[What the task asks]:
Where a line contains the word "московской", copy that line in full.

[start Record extracts]

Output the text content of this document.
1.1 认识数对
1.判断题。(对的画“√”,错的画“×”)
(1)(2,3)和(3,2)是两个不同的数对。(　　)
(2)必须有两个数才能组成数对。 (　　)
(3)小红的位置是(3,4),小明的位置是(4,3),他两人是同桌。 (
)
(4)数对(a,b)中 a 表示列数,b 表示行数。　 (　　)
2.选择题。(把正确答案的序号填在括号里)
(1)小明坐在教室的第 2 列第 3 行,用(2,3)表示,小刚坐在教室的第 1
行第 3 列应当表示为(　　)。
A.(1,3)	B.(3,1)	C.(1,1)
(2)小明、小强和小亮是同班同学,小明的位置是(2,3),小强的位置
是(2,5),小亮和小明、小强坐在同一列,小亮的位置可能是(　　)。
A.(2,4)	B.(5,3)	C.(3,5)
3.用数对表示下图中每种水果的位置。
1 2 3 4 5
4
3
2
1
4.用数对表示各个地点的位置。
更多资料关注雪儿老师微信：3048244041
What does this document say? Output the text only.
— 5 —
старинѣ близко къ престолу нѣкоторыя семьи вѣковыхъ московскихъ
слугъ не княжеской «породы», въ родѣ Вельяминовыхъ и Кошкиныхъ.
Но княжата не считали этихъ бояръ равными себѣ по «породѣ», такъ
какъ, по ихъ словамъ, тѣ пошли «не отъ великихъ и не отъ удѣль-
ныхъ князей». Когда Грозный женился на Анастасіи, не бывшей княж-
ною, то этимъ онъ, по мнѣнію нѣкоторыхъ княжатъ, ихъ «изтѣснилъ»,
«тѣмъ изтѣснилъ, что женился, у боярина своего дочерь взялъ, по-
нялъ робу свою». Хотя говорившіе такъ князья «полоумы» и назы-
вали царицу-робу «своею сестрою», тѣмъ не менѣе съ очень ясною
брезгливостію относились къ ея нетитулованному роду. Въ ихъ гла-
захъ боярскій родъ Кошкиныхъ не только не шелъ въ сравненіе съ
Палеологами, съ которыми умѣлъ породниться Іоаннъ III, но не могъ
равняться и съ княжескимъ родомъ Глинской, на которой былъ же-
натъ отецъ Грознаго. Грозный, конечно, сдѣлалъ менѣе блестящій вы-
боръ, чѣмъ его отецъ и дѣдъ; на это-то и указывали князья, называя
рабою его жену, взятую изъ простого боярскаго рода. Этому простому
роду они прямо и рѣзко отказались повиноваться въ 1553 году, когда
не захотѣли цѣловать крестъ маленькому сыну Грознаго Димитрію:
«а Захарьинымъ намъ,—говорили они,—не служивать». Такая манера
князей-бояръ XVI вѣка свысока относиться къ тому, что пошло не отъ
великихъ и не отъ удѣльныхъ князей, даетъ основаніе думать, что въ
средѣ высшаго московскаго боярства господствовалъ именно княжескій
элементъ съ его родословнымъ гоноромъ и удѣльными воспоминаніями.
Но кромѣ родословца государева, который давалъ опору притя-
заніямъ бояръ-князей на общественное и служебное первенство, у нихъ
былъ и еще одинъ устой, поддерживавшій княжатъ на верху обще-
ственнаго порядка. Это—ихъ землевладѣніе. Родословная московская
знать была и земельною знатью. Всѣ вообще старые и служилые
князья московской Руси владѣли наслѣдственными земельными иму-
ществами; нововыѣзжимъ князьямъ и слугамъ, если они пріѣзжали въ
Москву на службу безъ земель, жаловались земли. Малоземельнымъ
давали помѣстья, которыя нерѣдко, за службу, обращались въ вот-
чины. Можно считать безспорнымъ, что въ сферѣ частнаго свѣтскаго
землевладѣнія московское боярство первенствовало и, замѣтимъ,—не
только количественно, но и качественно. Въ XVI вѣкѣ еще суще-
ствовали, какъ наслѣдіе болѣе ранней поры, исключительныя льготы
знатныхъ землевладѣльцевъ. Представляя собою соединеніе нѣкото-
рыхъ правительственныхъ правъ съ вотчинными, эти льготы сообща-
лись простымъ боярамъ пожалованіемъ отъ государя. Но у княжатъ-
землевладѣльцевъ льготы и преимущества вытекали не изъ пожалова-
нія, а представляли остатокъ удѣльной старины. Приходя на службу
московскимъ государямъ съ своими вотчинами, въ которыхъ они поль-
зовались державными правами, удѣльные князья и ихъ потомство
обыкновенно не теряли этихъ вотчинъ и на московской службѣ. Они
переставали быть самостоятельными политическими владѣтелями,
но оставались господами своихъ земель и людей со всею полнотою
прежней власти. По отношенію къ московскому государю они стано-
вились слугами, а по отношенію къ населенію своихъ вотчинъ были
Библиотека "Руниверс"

[end Record extracts]

[Result below]:
князья московской Руси владѣли наслѣдственными земельными иму-
обыкновенно не теряли этихъ вотчинъ и на московской службѣ. Они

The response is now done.